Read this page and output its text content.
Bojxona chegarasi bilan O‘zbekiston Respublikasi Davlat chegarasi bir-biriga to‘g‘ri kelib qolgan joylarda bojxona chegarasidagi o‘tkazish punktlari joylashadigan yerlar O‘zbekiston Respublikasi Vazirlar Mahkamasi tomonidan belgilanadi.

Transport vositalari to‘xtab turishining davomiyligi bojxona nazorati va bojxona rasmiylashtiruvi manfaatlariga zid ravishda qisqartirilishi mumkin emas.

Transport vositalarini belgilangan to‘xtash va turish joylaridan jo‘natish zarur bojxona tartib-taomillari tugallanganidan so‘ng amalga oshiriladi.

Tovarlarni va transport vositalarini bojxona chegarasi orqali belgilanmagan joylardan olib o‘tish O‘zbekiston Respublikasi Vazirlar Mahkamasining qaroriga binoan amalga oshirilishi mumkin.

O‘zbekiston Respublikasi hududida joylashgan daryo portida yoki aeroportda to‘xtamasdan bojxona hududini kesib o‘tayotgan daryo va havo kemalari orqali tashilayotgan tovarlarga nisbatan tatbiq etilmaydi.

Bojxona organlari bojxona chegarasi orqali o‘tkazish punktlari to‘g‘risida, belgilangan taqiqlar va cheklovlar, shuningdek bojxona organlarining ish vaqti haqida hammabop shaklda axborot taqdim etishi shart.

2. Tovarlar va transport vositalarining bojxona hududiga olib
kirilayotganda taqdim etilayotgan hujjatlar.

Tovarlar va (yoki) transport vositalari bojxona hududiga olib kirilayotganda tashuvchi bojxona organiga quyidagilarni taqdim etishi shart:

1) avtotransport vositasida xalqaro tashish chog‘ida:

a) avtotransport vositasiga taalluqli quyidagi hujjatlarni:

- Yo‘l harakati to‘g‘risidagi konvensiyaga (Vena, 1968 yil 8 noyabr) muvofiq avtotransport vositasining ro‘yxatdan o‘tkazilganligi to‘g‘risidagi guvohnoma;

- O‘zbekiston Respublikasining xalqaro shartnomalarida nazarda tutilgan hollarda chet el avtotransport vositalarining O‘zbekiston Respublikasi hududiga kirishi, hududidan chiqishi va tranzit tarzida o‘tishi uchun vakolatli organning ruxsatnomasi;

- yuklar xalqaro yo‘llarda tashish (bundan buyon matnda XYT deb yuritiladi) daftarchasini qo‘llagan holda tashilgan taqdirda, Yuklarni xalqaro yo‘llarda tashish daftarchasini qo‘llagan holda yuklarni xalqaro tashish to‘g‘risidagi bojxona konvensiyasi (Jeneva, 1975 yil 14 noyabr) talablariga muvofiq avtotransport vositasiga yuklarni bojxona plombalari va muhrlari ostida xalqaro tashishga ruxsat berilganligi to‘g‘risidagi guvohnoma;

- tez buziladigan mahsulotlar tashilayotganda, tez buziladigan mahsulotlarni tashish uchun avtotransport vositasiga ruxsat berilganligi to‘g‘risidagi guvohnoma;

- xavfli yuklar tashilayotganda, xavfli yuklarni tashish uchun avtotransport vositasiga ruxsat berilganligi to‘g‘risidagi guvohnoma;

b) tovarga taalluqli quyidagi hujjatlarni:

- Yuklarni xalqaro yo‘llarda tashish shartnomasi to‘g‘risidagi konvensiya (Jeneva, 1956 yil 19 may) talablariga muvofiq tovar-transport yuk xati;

|---|

WORK TO DO:
Considering only the records above, state the number of lines that include the word "uchun", with nothing added.

THE RESULT:
3